### [Short task]
The records below must be duplicated exactly, character for character.

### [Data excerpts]

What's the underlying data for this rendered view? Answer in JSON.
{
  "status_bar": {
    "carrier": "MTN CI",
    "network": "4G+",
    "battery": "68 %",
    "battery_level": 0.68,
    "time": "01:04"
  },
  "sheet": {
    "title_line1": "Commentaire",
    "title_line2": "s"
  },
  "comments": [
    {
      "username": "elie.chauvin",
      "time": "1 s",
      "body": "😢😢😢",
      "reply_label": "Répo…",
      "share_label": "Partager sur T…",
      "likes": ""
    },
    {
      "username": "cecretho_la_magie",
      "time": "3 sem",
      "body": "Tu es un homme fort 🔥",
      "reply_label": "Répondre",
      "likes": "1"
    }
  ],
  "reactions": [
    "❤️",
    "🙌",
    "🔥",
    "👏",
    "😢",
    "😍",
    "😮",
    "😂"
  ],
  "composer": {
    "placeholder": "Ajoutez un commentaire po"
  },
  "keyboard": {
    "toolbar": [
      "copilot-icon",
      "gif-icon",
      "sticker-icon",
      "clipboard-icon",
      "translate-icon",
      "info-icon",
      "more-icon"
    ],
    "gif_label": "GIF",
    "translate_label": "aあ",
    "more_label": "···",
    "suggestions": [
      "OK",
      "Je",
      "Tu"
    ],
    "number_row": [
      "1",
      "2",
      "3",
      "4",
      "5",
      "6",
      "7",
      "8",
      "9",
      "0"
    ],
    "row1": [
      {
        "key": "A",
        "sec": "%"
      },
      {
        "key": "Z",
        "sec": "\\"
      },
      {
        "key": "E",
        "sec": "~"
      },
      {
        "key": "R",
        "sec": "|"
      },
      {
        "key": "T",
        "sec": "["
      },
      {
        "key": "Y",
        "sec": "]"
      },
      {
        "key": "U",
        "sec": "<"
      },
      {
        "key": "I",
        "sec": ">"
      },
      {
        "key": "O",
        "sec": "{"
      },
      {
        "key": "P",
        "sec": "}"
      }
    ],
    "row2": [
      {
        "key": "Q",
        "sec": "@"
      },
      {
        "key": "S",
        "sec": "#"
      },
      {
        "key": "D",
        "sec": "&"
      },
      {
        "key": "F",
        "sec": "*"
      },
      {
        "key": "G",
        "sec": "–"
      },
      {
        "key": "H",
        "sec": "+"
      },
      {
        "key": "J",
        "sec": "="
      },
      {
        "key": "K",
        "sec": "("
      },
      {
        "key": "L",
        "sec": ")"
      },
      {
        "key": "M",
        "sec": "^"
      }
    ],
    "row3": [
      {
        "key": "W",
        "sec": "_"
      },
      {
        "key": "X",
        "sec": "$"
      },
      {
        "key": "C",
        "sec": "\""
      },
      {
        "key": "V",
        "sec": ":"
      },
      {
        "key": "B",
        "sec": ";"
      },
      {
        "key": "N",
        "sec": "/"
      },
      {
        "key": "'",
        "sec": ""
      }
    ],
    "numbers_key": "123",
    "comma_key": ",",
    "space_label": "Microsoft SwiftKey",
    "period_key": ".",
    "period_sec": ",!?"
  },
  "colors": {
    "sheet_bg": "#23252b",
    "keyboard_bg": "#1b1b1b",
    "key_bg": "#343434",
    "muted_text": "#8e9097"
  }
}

### [Task response]
What's the underlying data for this rendered view? Answer in JSON.
{
  "status_bar": {
    "carrier": "MTN CI",
    "network": "4G+",
    "battery": "68 %",
    "battery_level": 0.68,
    "time": "01:04"
  },
  "sheet": {
    "title_line1": "Commentaire",
    "title_line2": "s"
  },
  "comments": [
    {
      "username": "elie.chauvin",
      "time": "1 s",
      "body": "😢😢😢",
      "reply_label": "Répo…",
      "share_label": "Partager sur T…",
      "likes": ""
    },
    {
      "username": "cecretho_la_magie",
      "time": "3 sem",
      "body": "Tu es un homme fort 🔥",
      "reply_label": "Répondre",
      "likes": "1"
    }
  ],
  "reactions": [
    "❤️",
    "🙌",
    "🔥",
    "👏",
    "😢",
    "😍",
    "😮",
    "😂"
  ],
  "composer": {
    "placeholder": "Ajoutez un commentaire po"
  },
  "keyboard": {
    "toolbar": [
      "copilot-icon",
      "gif-icon",
      "sticker-icon",
      "clipboard-icon",
      "translate-icon",
      "info-icon",
      "more-icon"
    ],
    "gif_label": "GIF",
    "translate_label": "aあ",
    "more_label": "···",
    "suggestions": [
      "OK",
      "Je",
      "Tu"
    ],
    "number_row": [
      "1",
      "2",
      "3",
      "4",
      "5",
      "6",
      "7",
      "8",
      "9",
      "0"
    ],
    "row1": [
      {
        "key": "A",
        "sec": "%"
      },
      {
        "key": "Z",
        "sec": "\\"
      },
      {
        "key": "E",
        "sec": "~"
      },
      {
        "key": "R",
        "sec": "|"
      },
      {
        "key": "T",
        "sec": "["
      },
      {
        "key": "Y",
        "sec": "]"
      },
      {
        "key": "U",
        "sec": "<"
      },
      {
        "key": "I",
        "sec": ">"
      },
      {
        "key": "O",
        "sec": "{"
      },
      {
        "key": "P",
        "sec": "}"
      }
    ],
    "row2": [
      {
        "key": "Q",
        "sec": "@"
      },
      {
        "key": "S",
        "sec": "#"
      },
      {
        "key": "D",
        "sec": "&"
      },
      {
        "key": "F",
        "sec": "*"
      },
      {
        "key": "G",
        "sec": "–"
      },
      {
        "key": "H",
        "sec": "+"
      },
      {
        "key": "J",
        "sec": "="
      },
      {
        "key": "K",
        "sec": "("
      },
      {
        "key": "L",
        "sec": ")"
      },
      {
        "key": "M",
        "sec": "^"
      }
    ],
    "row3": [
      {
        "key": "W",
        "sec": "_"
      },
      {
        "key": "X",
        "sec": "$"
      },
      {
        "key": "C",
        "sec": "\""
      },
      {
        "key": "V",
        "sec": ":"
      },
      {
        "key": "B",
        "sec": ";"
      },
      {
        "key": "N",
        "sec": "/"
      },
      {
        "key": "'",
        "sec": ""
      }
    ],
    "numbers_key": "123",
    "comma_key": ",",
    "space_label": "Microsoft SwiftKey",
    "period_key": ".",
    "period_sec": ",!?"
  },
  "colors": {
    "sheet_bg": "#23252b",
    "keyboard_bg": "#1b1b1b",
    "key_bg": "#343434",
    "muted_text": "#8e9097"
  }
}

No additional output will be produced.